• [Requirements]
Reproduce every line of the listing as written, apart from the pictures.

============

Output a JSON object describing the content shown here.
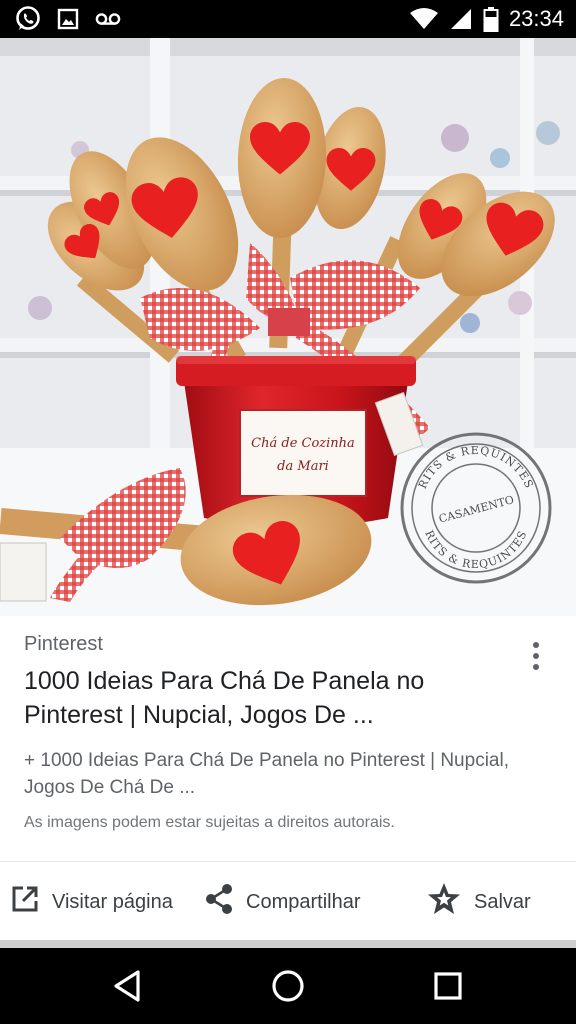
{
  "status_bar": {
    "time": "23:34",
    "icons": [
      "whatsapp-icon",
      "image-icon",
      "voicemail-icon",
      "wifi-icon",
      "cell-signal-icon",
      "battery-icon"
    ]
  },
  "image": {
    "pot_label_line1": "Chá de Cozinha",
    "pot_label_line2": "da Mari",
    "stamp_top": "RITS & REQUINTES",
    "stamp_center": "CASAMENTO",
    "stamp_bottom": "RITS & REQUINTES"
  },
  "result": {
    "source": "Pinterest",
    "title": "1000 Ideias Para Chá De Panela no Pinterest | Nupcial, Jogos De ...",
    "description": "+ 1000 Ideias Para Chá De Panela no Pinterest | Nupcial, Jogos De Chá De ...",
    "copyright": "As imagens podem estar sujeitas a direitos autorais."
  },
  "actions": {
    "visit": "Visitar página",
    "share": "Compartilhar",
    "save": "Salvar"
  },
  "colors": {
    "heart_red": "#e8201f",
    "pot_red": "#c8141b",
    "wood": "#d9a96a",
    "card_bg": "#ffffff",
    "text_primary": "#202124",
    "text_secondary": "#5f6368"
  }
}
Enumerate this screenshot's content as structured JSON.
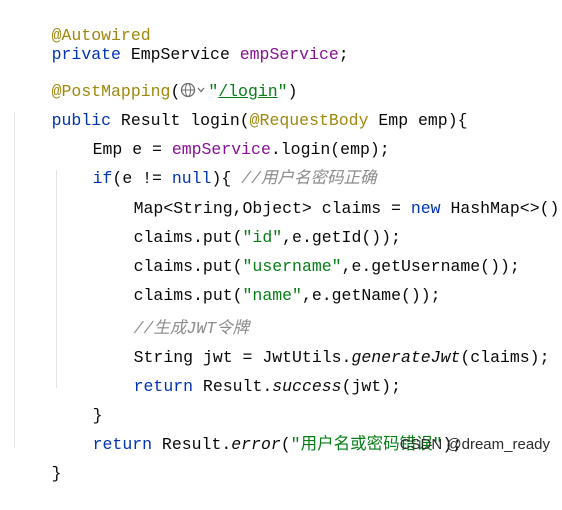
{
  "code": {
    "l1_annotation": "@Autowired",
    "l2_private": "private",
    "l2_type": " EmpService ",
    "l2_field": "empService",
    "l2_semi": ";",
    "l3_annotation": "@PostMapping",
    "l3_paren_open": "(",
    "l3_quote_open": "\"",
    "l3_path": "/login",
    "l3_quote_close": "\"",
    "l3_paren_close": ")",
    "l4_public": "public",
    "l4_sig": " Result login(",
    "l4_annotation": "@RequestBody",
    "l4_rest": " Emp emp){",
    "l5_a": "Emp e = ",
    "l5_field": "empService",
    "l5_b": ".login(emp);",
    "l6_if": "if",
    "l6_a": "(e != ",
    "l6_null": "null",
    "l6_b": "){ ",
    "l6_comment": "//用户名密码正确",
    "l7_a": "Map<String,Object> claims = ",
    "l7_new": "new",
    "l7_b": " HashMap<>();",
    "l8_a": "claims.put(",
    "l8_str": "\"id\"",
    "l8_b": ",e.getId());",
    "l9_a": "claims.put(",
    "l9_str": "\"username\"",
    "l9_b": ",e.getUsername());",
    "l10_a": "claims.put(",
    "l10_str": "\"name\"",
    "l10_b": ",e.getName());",
    "l11_comment": "//生成JWT令牌",
    "l12_a": "String jwt = JwtUtils.",
    "l12_method": "generateJwt",
    "l12_b": "(claims);",
    "l13_return": "return",
    "l13_a": " Result.",
    "l13_method": "success",
    "l13_b": "(jwt);",
    "l14_brace": "}",
    "l15_return": "return",
    "l15_a": " Result.",
    "l15_method": "error",
    "l15_paren": "(",
    "l15_str": "\"用户名或密码错误\"",
    "l15_b": ");",
    "l16_brace": "}"
  },
  "icons": {
    "gutter": "globe-chevron-icon"
  },
  "watermark": "CSDN @dream_ready",
  "colors": {
    "annotation": "#9e880d",
    "keyword": "#0033b3",
    "field": "#871094",
    "string": "#067d17",
    "comment": "#8c8c8c"
  }
}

============

• [Task result]
Output a JSON object describing the content shown here.
{
  "status_bar": {
    "time": "23:34",
    "icons": [
      "whatsapp-icon",
      "image-icon",
      "voicemail-icon",
      "wifi-icon",
      "cell-signal-icon",
      "battery-icon"
    ]
  },
  "image": {
    "pot_label_line1": "Chá de Cozinha",
    "pot_label_line2": "da Mari",
    "stamp_top": "RITS & REQUINTES",
    "stamp_center": "CASAMENTO",
    "stamp_bottom": "RITS & REQUINTES"
  },
  "result": {
    "source": "Pinterest",
    "title": "1000 Ideias Para Chá De Panela no Pinterest | Nupcial, Jogos De ...",
    "description": "+ 1000 Ideias Para Chá De Panela no Pinterest | Nupcial, Jogos De Chá De ...",
    "copyright": "As imagens podem estar sujeitas a direitos autorais."
  },
  "actions": {
    "visit": "Visitar página",
    "share": "Compartilhar",
    "save": "Salvar"
  },
  "colors": {
    "heart_red": "#e8201f",
    "pot_red": "#c8141b",
    "wood": "#d9a96a",
    "card_bg": "#ffffff",
    "text_primary": "#202124",
    "text_secondary": "#5f6368"
  }
}
Enumerate this screenshot's content as structured JSON.
{
  "code": {
    "l1_annotation": "@Autowired",
    "l2_private": "private",
    "l2_type": " EmpService ",
    "l2_field": "empService",
    "l2_semi": ";",
    "l3_annotation": "@PostMapping",
    "l3_paren_open": "(",
    "l3_quote_open": "\"",
    "l3_path": "/login",
    "l3_quote_close": "\"",
    "l3_paren_close": ")",
    "l4_public": "public",
    "l4_sig": " Result login(",
    "l4_annotation": "@RequestBody",
    "l4_rest": " Emp emp){",
    "l5_a": "Emp e = ",
    "l5_field": "empService",
    "l5_b": ".login(emp);",
    "l6_if": "if",
    "l6_a": "(e != ",
    "l6_null": "null",
    "l6_b": "){ ",
    "l6_comment": "//用户名密码正确",
    "l7_a": "Map<String,Object> claims = ",
    "l7_new": "new",
    "l7_b": " HashMap<>();",
    "l8_a": "claims.put(",
    "l8_str": "\"id\"",
    "l8_b": ",e.getId());",
    "l9_a": "claims.put(",
    "l9_str": "\"username\"",
    "l9_b": ",e.getUsername());",
    "l10_a": "claims.put(",
    "l10_str": "\"name\"",
    "l10_b": ",e.getName());",
    "l11_comment": "//生成JWT令牌",
    "l12_a": "String jwt = JwtUtils.",
    "l12_method": "generateJwt",
    "l12_b": "(claims);",
    "l13_return": "return",
    "l13_a": " Result.",
    "l13_method": "success",
    "l13_b": "(jwt);",
    "l14_brace": "}",
    "l15_return": "return",
    "l15_a": " Result.",
    "l15_method": "error",
    "l15_paren": "(",
    "l15_str": "\"用户名或密码错误\"",
    "l15_b": ");",
    "l16_brace": "}"
  },
  "icons": {
    "gutter": "globe-chevron-icon"
  },
  "watermark": "CSDN @dream_ready",
  "colors": {
    "annotation": "#9e880d",
    "keyword": "#0033b3",
    "field": "#871094",
    "string": "#067d17",
    "comment": "#8c8c8c"
  }
}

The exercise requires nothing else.